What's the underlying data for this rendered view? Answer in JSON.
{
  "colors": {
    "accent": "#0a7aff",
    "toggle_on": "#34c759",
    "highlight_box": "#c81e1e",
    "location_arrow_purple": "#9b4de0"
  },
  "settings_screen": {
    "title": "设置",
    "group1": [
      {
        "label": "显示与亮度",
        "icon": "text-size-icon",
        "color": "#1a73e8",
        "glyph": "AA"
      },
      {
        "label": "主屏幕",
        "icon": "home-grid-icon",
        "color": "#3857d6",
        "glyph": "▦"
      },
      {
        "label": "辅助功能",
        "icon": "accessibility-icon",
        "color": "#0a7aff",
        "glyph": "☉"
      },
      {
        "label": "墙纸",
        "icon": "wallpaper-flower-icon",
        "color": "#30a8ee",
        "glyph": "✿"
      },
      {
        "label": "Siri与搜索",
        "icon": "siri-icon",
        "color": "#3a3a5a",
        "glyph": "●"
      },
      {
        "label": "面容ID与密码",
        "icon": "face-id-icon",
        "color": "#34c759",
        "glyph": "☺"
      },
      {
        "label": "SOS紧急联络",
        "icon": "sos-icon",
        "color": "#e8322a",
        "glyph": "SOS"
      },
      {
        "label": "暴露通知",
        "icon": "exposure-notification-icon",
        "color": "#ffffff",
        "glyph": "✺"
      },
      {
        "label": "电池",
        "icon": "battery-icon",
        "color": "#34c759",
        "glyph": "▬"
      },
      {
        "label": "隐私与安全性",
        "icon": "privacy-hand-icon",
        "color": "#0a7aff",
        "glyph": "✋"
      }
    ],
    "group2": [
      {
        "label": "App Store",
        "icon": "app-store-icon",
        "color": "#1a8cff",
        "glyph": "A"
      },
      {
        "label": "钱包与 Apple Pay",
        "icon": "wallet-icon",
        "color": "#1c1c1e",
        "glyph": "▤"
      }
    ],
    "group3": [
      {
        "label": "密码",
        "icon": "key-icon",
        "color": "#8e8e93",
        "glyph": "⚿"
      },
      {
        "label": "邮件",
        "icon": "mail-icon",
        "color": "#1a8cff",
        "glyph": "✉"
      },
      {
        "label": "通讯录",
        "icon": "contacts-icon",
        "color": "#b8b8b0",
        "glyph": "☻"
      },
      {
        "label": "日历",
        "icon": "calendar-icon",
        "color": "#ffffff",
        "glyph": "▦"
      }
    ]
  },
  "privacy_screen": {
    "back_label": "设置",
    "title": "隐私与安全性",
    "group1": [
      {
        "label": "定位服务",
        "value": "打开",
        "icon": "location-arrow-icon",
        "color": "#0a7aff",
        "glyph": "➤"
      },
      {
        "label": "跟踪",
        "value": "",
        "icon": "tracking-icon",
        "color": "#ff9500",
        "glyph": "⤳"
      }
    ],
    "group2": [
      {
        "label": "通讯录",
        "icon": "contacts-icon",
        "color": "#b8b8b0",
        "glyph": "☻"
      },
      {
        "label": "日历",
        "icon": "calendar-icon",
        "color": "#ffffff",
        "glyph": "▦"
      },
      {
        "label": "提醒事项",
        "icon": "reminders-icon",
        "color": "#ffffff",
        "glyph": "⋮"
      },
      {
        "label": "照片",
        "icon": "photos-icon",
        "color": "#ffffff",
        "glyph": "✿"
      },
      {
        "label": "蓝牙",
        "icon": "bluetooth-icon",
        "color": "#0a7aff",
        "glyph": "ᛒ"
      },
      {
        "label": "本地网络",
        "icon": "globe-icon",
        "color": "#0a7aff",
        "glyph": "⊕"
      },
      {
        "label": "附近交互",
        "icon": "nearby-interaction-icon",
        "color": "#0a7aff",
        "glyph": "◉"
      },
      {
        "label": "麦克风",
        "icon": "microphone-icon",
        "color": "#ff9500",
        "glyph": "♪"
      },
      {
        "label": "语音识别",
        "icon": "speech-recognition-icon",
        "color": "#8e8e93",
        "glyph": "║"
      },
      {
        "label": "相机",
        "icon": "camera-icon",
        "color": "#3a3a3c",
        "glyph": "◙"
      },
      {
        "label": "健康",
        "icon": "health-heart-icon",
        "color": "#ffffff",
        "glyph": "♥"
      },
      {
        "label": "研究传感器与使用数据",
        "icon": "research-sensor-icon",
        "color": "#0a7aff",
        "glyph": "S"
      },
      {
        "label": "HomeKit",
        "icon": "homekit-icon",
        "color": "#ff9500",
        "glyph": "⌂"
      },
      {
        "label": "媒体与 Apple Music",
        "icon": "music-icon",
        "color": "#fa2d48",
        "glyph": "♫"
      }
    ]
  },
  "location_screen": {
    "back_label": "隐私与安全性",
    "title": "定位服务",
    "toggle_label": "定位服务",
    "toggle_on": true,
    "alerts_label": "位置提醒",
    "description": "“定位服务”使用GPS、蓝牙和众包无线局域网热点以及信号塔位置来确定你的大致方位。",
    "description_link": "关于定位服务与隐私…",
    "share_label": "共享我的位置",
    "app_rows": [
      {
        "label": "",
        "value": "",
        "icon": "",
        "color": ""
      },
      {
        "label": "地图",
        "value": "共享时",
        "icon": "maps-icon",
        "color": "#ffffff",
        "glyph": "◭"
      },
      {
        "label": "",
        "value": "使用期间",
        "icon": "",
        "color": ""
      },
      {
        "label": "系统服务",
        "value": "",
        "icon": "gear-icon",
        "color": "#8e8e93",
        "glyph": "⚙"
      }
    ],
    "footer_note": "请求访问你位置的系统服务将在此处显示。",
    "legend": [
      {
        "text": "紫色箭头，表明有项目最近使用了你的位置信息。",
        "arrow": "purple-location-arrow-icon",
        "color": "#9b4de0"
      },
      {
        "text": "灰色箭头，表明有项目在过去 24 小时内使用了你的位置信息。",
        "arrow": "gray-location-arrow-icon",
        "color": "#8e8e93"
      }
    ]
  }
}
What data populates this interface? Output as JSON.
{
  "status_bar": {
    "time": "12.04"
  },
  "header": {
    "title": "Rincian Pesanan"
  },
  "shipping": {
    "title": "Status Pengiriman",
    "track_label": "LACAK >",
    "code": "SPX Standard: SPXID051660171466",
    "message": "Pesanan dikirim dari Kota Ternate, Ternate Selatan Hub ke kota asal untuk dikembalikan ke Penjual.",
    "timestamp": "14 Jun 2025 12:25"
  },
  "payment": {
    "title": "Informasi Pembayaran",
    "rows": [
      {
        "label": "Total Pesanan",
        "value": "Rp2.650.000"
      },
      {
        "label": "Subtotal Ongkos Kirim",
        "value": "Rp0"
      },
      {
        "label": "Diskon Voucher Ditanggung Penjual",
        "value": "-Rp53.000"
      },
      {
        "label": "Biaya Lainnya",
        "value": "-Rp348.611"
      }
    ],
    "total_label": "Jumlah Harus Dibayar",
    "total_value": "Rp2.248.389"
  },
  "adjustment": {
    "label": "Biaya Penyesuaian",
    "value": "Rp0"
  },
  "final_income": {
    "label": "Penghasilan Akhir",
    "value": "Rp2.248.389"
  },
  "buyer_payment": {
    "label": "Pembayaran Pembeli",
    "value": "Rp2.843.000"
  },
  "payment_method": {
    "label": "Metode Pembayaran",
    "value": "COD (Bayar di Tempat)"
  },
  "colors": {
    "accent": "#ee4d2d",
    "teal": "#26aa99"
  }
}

→ Work to do:
Copy every line of the material, please, keeping it exactly the same.

→ Complete answer:
What's the underlying data for this rendered view? Answer in JSON.
{
  "colors": {
    "accent": "#0a7aff",
    "toggle_on": "#34c759",
    "highlight_box": "#c81e1e",
    "location_arrow_purple": "#9b4de0"
  },
  "settings_screen": {
    "title": "设置",
    "group1": [
      {
        "label": "显示与亮度",
        "icon": "text-size-icon",
        "color": "#1a73e8",
        "glyph": "AA"
      },
      {
        "label": "主屏幕",
        "icon": "home-grid-icon",
        "color": "#3857d6",
        "glyph": "▦"
      },
      {
        "label": "辅助功能",
        "icon": "accessibility-icon",
        "color": "#0a7aff",
        "glyph": "☉"
      },
      {
        "label": "墙纸",
        "icon": "wallpaper-flower-icon",
        "color": "#30a8ee",
        "glyph": "✿"
      },
      {
        "label": "Siri与搜索",
        "icon": "siri-icon",
        "color": "#3a3a5a",
        "glyph": "●"
      },
      {
        "label": "面容ID与密码",
        "icon": "face-id-icon",
        "color": "#34c759",
        "glyph": "☺"
      },
      {
        "label": "SOS紧急联络",
        "icon": "sos-icon",
        "color": "#e8322a",
        "glyph": "SOS"
      },
      {
        "label": "暴露通知",
        "icon": "exposure-notification-icon",
        "color": "#ffffff",
        "glyph": "✺"
      },
      {
        "label": "电池",
        "icon": "battery-icon",
        "color": "#34c759",
        "glyph": "▬"
      },
      {
        "label": "隐私与安全性",
        "icon": "privacy-hand-icon",
        "color": "#0a7aff",
        "glyph": "✋"
      }
    ],
    "group2": [
      {
        "label": "App Store",
        "icon": "app-store-icon",
        "color": "#1a8cff",
        "glyph": "A"
      },
      {
        "label": "钱包与 Apple Pay",
        "icon": "wallet-icon",
        "color": "#1c1c1e",
        "glyph": "▤"
      }
    ],
    "group3": [
      {
        "label": "密码",
        "icon": "key-icon",
        "color": "#8e8e93",
        "glyph": "⚿"
      },
      {
        "label": "邮件",
        "icon": "mail-icon",
        "color": "#1a8cff",
        "glyph": "✉"
      },
      {
        "label": "通讯录",
        "icon": "contacts-icon",
        "color": "#b8b8b0",
        "glyph": "☻"
      },
      {
        "label": "日历",
        "icon": "calendar-icon",
        "color": "#ffffff",
        "glyph": "▦"
      }
    ]
  },
  "privacy_screen": {
    "back_label": "设置",
    "title": "隐私与安全性",
    "group1": [
      {
        "label": "定位服务",
        "value": "打开",
        "icon": "location-arrow-icon",
        "color": "#0a7aff",
        "glyph": "➤"
      },
      {
        "label": "跟踪",
        "value": "",
        "icon": "tracking-icon",
        "color": "#ff9500",
        "glyph": "⤳"
      }
    ],
    "group2": [
      {
        "label": "通讯录",
        "icon": "contacts-icon",
        "color": "#b8b8b0",
        "glyph": "☻"
      },
      {
        "label": "日历",
        "icon": "calendar-icon",
        "color": "#ffffff",
        "glyph": "▦"
      },
      {
        "label": "提醒事项",
        "icon": "reminders-icon",
        "color": "#ffffff",
        "glyph": "⋮"
      },
      {
        "label": "照片",
        "icon": "photos-icon",
        "color": "#ffffff",
        "glyph": "✿"
      },
      {
        "label": "蓝牙",
        "icon": "bluetooth-icon",
        "color": "#0a7aff",
        "glyph": "ᛒ"
      },
      {
        "label": "本地网络",
        "icon": "globe-icon",
        "color": "#0a7aff",
        "glyph": "⊕"
      },
      {
        "label": "附近交互",
        "icon": "nearby-interaction-icon",
        "color": "#0a7aff",
        "glyph": "◉"
      },
      {
        "label": "麦克风",
        "icon": "microphone-icon",
        "color": "#ff9500",
        "glyph": "♪"
      },
      {
        "label": "语音识别",
        "icon": "speech-recognition-icon",
        "color": "#8e8e93",
        "glyph": "║"
      },
      {
        "label": "相机",
        "icon": "camera-icon",
        "color": "#3a3a3c",
        "glyph": "◙"
      },
      {
        "label": "健康",
        "icon": "health-heart-icon",
        "color": "#ffffff",
        "glyph": "♥"
      },
      {
        "label": "研究传感器与使用数据",
        "icon": "research-sensor-icon",
        "color": "#0a7aff",
        "glyph": "S"
      },
      {
        "label": "HomeKit",
        "icon": "homekit-icon",
        "color": "#ff9500",
        "glyph": "⌂"
      },
      {
        "label": "媒体与 Apple Music",
        "icon": "music-icon",
        "color": "#fa2d48",
        "glyph": "♫"
      }
    ]
  },
  "location_screen": {
    "back_label": "隐私与安全性",
    "title": "定位服务",
    "toggle_label": "定位服务",
    "toggle_on": true,
    "alerts_label": "位置提醒",
    "description": "“定位服务”使用GPS、蓝牙和众包无线局域网热点以及信号塔位置来确定你的大致方位。",
    "description_link": "关于定位服务与隐私…",
    "share_label": "共享我的位置",
    "app_rows": [
      {
        "label": "",
        "value": "",
        "icon": "",
        "color": ""
      },
      {
        "label": "地图",
        "value": "共享时",
        "icon": "maps-icon",
        "color": "#ffffff",
        "glyph": "◭"
      },
      {
        "label": "",
        "value": "使用期间",
        "icon": "",
        "color": ""
      },
      {
        "label": "系统服务",
        "value": "",
        "icon": "gear-icon",
        "color": "#8e8e93",
        "glyph": "⚙"
      }
    ],
    "footer_note": "请求访问你位置的系统服务将在此处显示。",
    "legend": [
      {
        "text": "紫色箭头，表明有项目最近使用了你的位置信息。",
        "arrow": "purple-location-arrow-icon",
        "color": "#9b4de0"
      },
      {
        "text": "灰色箭头，表明有项目在过去 24 小时内使用了你的位置信息。",
        "arrow": "gray-location-arrow-icon",
        "color": "#8e8e93"
      }
    ]
  }
}
What data populates this interface? Output as JSON.
{
  "status_bar": {
    "time": "12.04"
  },
  "header": {
    "title": "Rincian Pesanan"
  },
  "shipping": {
    "title": "Status Pengiriman",
    "track_label": "LACAK >",
    "code": "SPX Standard: SPXID051660171466",
    "message": "Pesanan dikirim dari Kota Ternate, Ternate Selatan Hub ke kota asal untuk dikembalikan ke Penjual.",
    "timestamp": "14 Jun 2025 12:25"
  },
  "payment": {
    "title": "Informasi Pembayaran",
    "rows": [
      {
        "label": "Total Pesanan",
        "value": "Rp2.650.000"
      },
      {
        "label": "Subtotal Ongkos Kirim",
        "value": "Rp0"
      },
      {
        "label": "Diskon Voucher Ditanggung Penjual",
        "value": "-Rp53.000"
      },
      {
        "label": "Biaya Lainnya",
        "value": "-Rp348.611"
      }
    ],
    "total_label": "Jumlah Harus Dibayar",
    "total_value": "Rp2.248.389"
  },
  "adjustment": {
    "label": "Biaya Penyesuaian",
    "value": "Rp0"
  },
  "final_income": {
    "label": "Penghasilan Akhir",
    "value": "Rp2.248.389"
  },
  "buyer_payment": {
    "label": "Pembayaran Pembeli",
    "value": "Rp2.843.000"
  },
  "payment_method": {
    "label": "Metode Pembayaran",
    "value": "COD (Bayar di Tempat)"
  },
  "colors": {
    "accent": "#ee4d2d",
    "teal": "#26aa99"
  }
}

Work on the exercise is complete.